Data records
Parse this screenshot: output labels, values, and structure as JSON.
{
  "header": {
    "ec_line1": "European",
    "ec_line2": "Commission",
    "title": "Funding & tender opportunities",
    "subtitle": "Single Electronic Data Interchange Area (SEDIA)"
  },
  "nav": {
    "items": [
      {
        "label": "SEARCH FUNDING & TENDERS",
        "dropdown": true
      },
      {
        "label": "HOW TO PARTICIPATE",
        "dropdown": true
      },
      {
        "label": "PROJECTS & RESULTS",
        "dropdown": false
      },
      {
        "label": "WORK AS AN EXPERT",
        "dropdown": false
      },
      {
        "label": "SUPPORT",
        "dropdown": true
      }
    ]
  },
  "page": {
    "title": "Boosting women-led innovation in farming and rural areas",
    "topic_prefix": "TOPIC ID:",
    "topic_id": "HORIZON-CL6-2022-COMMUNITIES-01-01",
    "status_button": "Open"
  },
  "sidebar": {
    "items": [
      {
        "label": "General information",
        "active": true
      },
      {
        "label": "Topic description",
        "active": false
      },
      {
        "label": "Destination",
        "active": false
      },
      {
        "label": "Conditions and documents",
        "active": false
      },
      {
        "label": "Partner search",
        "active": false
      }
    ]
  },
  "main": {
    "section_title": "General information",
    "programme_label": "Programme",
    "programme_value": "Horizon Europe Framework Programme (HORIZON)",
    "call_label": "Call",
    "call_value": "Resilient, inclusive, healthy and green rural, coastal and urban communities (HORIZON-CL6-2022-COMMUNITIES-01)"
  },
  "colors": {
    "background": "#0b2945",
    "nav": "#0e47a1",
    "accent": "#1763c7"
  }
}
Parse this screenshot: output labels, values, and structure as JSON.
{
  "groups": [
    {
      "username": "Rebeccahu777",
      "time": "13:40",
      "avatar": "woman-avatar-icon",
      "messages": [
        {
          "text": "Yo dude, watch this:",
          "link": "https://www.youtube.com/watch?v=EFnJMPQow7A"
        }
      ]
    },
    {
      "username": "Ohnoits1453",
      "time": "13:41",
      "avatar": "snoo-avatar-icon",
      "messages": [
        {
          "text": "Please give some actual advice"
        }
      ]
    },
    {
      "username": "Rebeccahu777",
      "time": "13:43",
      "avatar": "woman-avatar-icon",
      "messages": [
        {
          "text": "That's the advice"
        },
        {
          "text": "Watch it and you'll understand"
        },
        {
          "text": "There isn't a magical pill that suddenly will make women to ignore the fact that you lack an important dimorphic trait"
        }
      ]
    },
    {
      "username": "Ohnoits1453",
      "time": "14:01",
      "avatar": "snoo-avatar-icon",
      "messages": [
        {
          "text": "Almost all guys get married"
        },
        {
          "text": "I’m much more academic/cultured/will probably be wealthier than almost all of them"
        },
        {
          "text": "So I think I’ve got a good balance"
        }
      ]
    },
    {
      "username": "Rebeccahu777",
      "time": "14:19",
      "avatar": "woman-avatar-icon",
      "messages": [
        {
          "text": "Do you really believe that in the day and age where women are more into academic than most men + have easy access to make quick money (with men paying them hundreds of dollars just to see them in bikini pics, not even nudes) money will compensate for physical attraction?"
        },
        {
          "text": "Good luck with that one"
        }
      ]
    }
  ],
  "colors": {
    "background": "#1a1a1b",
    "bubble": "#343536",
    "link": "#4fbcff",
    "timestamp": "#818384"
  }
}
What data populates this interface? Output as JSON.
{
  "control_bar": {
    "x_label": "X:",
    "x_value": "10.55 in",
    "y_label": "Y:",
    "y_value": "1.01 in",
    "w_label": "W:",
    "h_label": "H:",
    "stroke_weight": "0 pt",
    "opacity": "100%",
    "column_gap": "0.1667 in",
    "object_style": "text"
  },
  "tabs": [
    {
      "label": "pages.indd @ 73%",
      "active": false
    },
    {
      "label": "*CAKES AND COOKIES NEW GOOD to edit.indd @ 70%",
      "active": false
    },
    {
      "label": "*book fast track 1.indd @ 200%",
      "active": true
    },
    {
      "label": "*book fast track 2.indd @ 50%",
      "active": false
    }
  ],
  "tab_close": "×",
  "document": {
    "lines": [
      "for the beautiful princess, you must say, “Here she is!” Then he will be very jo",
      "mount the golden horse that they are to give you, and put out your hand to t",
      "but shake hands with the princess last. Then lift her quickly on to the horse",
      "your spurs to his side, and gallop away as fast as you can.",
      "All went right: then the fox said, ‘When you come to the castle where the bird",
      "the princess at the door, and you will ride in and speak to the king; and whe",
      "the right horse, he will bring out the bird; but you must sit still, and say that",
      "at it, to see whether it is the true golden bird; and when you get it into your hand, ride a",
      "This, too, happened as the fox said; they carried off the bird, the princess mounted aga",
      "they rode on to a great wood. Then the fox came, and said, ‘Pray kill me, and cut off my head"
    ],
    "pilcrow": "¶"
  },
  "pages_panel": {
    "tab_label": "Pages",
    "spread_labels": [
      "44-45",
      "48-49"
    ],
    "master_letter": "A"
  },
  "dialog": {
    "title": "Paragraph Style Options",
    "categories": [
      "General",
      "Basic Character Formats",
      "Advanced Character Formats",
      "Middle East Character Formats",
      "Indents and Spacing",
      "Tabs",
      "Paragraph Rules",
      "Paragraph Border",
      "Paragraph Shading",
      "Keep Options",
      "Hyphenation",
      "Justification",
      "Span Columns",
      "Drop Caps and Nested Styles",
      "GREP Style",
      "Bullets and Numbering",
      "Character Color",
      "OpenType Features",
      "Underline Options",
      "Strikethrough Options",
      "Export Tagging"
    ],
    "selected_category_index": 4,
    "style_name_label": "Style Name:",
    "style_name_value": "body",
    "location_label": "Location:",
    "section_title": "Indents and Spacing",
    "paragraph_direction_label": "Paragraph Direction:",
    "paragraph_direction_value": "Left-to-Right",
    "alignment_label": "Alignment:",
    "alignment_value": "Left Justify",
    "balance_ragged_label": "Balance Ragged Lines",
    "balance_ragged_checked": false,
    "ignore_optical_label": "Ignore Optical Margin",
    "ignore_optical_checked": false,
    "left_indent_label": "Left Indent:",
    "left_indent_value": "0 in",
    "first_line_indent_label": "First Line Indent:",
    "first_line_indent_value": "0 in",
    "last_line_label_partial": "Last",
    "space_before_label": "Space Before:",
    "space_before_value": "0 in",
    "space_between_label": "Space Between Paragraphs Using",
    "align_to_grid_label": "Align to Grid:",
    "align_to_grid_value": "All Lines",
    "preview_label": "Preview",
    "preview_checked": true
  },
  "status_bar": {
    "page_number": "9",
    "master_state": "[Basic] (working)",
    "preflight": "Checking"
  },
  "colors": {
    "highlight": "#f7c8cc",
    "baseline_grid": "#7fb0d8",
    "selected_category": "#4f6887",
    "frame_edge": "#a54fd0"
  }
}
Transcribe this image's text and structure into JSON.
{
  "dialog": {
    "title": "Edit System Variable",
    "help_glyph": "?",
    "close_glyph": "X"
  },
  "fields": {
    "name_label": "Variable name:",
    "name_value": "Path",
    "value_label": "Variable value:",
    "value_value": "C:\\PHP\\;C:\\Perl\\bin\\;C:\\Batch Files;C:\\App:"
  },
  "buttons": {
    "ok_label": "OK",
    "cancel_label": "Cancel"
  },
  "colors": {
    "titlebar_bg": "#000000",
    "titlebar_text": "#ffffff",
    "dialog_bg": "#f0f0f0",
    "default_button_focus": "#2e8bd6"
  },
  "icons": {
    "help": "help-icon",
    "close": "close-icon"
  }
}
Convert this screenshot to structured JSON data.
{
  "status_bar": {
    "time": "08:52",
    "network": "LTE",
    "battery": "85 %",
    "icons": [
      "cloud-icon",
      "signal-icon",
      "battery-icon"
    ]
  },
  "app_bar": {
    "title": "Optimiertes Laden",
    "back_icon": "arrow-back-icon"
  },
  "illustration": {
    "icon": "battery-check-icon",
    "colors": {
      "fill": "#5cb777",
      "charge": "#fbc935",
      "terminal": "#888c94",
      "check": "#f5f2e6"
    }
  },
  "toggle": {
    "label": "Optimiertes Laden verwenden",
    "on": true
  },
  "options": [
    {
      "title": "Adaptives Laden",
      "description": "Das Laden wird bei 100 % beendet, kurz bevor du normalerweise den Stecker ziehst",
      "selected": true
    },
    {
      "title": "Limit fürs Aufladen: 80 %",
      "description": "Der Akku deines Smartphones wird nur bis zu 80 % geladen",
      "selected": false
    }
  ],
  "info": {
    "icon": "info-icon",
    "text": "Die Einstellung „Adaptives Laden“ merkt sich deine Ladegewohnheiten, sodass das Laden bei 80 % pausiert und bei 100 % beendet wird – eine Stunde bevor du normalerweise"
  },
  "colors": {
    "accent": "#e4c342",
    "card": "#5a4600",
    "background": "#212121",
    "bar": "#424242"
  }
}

__Request__: Reply with one number only, the count of lines above that hold the string "Formats".

__Result__: 3